* Task details
Transcribe the data below line for line, from its first line through the line containing "frac-num: 7√2 xyxy=(416,214,440,230)", with both of those lines included.
-- start Record extracts --
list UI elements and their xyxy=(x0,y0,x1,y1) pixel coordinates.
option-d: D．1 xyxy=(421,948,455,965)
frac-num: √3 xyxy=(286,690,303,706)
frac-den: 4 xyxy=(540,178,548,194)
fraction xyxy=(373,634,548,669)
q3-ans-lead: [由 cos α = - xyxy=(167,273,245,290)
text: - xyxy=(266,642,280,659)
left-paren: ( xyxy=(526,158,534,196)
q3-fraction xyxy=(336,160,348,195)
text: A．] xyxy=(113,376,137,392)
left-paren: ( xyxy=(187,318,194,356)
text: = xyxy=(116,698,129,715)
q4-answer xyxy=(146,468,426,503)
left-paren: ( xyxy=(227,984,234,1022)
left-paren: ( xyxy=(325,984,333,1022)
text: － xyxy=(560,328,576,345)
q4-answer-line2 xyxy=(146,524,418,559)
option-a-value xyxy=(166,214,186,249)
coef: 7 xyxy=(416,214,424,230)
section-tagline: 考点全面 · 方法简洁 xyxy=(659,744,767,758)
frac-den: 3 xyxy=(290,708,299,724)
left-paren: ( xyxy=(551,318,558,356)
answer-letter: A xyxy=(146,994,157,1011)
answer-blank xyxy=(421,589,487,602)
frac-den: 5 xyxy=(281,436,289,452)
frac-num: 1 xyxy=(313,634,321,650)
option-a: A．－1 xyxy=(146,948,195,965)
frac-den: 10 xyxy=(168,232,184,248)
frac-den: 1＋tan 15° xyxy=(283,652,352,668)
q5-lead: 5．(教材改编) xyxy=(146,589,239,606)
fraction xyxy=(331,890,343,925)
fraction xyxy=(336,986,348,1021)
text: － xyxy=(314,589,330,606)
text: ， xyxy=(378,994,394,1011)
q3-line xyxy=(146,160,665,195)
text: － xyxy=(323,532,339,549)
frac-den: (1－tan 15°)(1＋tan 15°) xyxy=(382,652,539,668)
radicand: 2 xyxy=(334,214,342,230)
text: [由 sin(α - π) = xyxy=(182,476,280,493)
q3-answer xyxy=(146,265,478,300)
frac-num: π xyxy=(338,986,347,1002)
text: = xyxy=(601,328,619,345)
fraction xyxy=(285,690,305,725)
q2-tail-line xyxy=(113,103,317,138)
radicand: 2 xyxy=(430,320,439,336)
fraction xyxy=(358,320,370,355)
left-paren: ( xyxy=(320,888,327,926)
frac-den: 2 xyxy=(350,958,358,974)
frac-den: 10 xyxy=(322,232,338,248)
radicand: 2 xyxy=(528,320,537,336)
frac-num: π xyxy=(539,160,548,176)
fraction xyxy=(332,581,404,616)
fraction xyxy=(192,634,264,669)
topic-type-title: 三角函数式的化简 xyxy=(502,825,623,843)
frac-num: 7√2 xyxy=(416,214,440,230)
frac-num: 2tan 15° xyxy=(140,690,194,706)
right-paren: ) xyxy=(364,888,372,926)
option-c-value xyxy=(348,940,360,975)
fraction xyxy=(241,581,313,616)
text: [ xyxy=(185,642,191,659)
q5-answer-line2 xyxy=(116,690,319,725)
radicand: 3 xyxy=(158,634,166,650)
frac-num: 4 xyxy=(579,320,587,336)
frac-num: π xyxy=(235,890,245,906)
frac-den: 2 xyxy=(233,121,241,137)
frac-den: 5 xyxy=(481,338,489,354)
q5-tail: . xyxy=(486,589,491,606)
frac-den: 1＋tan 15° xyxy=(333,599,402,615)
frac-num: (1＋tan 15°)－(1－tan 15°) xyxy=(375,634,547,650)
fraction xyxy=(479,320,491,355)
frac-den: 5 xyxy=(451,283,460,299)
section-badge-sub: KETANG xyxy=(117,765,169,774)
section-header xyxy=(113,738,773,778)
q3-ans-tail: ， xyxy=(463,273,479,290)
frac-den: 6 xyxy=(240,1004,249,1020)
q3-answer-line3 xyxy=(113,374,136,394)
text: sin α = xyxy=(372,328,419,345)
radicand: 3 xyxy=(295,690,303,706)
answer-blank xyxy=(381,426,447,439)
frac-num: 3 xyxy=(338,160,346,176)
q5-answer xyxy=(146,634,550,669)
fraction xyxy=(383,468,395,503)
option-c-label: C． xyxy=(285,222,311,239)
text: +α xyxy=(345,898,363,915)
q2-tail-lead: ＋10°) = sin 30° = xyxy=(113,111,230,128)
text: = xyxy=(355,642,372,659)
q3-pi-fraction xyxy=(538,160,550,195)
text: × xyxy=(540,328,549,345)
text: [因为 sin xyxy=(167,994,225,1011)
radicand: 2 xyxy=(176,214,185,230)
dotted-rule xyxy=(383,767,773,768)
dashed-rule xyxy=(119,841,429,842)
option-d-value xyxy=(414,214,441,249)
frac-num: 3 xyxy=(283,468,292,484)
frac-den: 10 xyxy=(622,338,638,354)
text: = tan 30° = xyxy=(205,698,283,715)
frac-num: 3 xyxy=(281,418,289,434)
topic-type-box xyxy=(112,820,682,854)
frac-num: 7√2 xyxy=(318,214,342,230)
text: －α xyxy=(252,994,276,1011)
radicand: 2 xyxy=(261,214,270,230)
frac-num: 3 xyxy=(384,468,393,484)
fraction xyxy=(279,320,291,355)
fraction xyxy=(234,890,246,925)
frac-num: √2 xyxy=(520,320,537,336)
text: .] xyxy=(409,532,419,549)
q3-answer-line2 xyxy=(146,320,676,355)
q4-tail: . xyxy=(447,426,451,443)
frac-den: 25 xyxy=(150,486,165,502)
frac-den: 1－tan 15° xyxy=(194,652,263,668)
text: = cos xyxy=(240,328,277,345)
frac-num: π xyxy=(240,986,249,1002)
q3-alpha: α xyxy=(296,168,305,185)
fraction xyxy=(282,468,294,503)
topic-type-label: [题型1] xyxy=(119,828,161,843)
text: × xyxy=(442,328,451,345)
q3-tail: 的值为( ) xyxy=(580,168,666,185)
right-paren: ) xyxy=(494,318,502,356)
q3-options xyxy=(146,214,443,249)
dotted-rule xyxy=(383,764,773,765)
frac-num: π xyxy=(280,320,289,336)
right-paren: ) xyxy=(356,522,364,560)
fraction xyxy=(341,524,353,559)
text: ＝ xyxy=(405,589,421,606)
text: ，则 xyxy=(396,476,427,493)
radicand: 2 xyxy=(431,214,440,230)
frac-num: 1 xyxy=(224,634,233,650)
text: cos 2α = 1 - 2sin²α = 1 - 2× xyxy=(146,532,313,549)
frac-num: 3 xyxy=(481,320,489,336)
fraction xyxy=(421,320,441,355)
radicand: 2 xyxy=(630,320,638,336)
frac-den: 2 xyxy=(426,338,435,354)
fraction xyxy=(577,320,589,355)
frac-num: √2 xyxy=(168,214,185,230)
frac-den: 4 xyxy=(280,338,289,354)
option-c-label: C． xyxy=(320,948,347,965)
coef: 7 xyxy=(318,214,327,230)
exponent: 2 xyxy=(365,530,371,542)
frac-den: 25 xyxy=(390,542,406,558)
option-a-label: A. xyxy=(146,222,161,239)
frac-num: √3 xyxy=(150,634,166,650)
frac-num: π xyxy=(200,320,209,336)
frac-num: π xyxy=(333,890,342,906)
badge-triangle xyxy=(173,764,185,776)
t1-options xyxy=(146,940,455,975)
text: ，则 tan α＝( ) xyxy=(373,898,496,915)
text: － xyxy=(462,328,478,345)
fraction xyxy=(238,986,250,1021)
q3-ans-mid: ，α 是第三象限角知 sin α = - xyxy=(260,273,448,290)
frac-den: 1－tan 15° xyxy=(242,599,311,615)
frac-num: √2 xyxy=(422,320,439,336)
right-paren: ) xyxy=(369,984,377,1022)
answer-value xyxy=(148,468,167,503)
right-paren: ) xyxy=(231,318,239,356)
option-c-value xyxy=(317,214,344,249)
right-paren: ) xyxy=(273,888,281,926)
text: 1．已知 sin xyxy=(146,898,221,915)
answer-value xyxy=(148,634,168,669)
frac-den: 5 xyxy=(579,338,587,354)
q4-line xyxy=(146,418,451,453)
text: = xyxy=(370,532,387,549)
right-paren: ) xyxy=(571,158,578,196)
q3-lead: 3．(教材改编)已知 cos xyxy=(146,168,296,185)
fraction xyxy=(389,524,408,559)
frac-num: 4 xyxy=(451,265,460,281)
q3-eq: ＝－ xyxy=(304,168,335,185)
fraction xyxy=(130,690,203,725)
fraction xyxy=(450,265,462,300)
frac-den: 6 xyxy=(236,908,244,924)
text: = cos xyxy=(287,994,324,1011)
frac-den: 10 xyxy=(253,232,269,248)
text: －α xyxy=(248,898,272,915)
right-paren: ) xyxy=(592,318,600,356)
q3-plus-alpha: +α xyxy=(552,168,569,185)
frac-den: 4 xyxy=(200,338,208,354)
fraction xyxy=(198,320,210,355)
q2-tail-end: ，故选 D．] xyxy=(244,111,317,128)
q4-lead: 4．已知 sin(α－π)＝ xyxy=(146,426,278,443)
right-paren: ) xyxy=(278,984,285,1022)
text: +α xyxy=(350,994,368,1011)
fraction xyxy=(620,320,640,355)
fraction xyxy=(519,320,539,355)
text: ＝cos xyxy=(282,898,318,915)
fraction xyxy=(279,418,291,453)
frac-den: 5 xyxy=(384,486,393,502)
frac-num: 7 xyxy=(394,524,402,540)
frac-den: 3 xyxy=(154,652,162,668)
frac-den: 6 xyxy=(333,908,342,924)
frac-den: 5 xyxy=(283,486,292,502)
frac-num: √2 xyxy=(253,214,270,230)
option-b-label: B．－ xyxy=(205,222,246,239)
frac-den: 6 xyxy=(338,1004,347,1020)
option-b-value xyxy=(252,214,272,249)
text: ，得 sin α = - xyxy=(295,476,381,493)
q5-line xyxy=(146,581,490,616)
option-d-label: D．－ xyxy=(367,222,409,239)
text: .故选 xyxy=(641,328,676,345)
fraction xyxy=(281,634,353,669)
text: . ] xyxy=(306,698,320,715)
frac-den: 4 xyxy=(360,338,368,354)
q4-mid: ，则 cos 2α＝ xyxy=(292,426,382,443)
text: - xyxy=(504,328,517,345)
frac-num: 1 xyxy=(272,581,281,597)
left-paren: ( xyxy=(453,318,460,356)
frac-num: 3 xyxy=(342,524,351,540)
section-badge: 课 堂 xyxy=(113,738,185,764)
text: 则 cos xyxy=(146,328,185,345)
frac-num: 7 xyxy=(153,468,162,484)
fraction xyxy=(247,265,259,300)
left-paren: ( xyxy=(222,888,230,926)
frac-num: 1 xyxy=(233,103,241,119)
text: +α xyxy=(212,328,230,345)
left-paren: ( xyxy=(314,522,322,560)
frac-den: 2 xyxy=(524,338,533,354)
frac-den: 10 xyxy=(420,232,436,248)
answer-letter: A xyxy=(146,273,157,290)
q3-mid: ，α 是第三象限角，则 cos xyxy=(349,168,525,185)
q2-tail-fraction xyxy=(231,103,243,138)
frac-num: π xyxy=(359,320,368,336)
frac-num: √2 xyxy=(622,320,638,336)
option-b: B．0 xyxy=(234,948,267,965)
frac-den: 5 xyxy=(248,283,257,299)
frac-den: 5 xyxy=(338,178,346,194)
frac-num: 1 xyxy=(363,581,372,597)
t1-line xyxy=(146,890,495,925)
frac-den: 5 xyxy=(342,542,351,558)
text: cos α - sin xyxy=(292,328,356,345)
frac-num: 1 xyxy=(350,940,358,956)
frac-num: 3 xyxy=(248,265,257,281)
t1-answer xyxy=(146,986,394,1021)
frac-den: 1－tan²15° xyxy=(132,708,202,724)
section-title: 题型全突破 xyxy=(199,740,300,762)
-- end Record extracts --
* Output below
list UI elements and their xyxy=(x0,y0,x1,y1) pixel coordinates.
option-d: D．1 xyxy=(421,948,455,965)
frac-num: √3 xyxy=(286,690,303,706)
frac-den: 4 xyxy=(540,178,548,194)
fraction xyxy=(373,634,548,669)
q3-ans-lead: [由 cos α = - xyxy=(167,273,245,290)
text: - xyxy=(266,642,280,659)
left-paren: ( xyxy=(526,158,534,196)
q3-fraction xyxy=(336,160,348,195)
text: A．] xyxy=(113,376,137,392)
left-paren: ( xyxy=(187,318,194,356)
text: = xyxy=(116,698,129,715)
q4-answer xyxy=(146,468,426,503)
left-paren: ( xyxy=(227,984,234,1022)
left-paren: ( xyxy=(325,984,333,1022)
text: － xyxy=(560,328,576,345)
q4-answer-line2 xyxy=(146,524,418,559)
option-a-value xyxy=(166,214,186,249)
coef: 7 xyxy=(416,214,424,230)
section-tagline: 考点全面 · 方法简洁 xyxy=(659,744,767,758)
frac-den: 3 xyxy=(290,708,299,724)
left-paren: ( xyxy=(551,318,558,356)
answer-letter: A xyxy=(146,994,157,1011)
answer-blank xyxy=(421,589,487,602)
frac-den: 5 xyxy=(281,436,289,452)
frac-num: 1 xyxy=(313,634,321,650)
option-a: A．－1 xyxy=(146,948,195,965)
frac-den: 10 xyxy=(168,232,184,248)
frac-den: 1＋tan 15° xyxy=(283,652,352,668)
q5-lead: 5．(教材改编) xyxy=(146,589,239,606)
fraction xyxy=(331,890,343,925)
fraction xyxy=(336,986,348,1021)
text: － xyxy=(314,589,330,606)
text: ， xyxy=(378,994,394,1011)
q3-line xyxy=(146,160,665,195)
text: － xyxy=(323,532,339,549)
frac-den: (1－tan 15°)(1＋tan 15°) xyxy=(382,652,539,668)
radicand: 2 xyxy=(334,214,342,230)
text: [由 sin(α - π) = xyxy=(182,476,280,493)
q3-answer xyxy=(146,265,478,300)
frac-num: π xyxy=(338,986,347,1002)
text: = xyxy=(601,328,619,345)
fraction xyxy=(285,690,305,725)
q2-tail-line xyxy=(113,103,317,138)
radicand: 2 xyxy=(430,320,439,336)
fraction xyxy=(358,320,370,355)
left-paren: ( xyxy=(320,888,327,926)
frac-den: 2 xyxy=(350,958,358,974)
frac-den: 10 xyxy=(322,232,338,248)
radicand: 2 xyxy=(528,320,537,336)
frac-num: π xyxy=(539,160,548,176)
fraction xyxy=(332,581,404,616)
fraction xyxy=(192,634,264,669)
topic-type-title: 三角函数式的化简 xyxy=(502,825,623,843)
frac-num: 7√2 xyxy=(416,214,440,230)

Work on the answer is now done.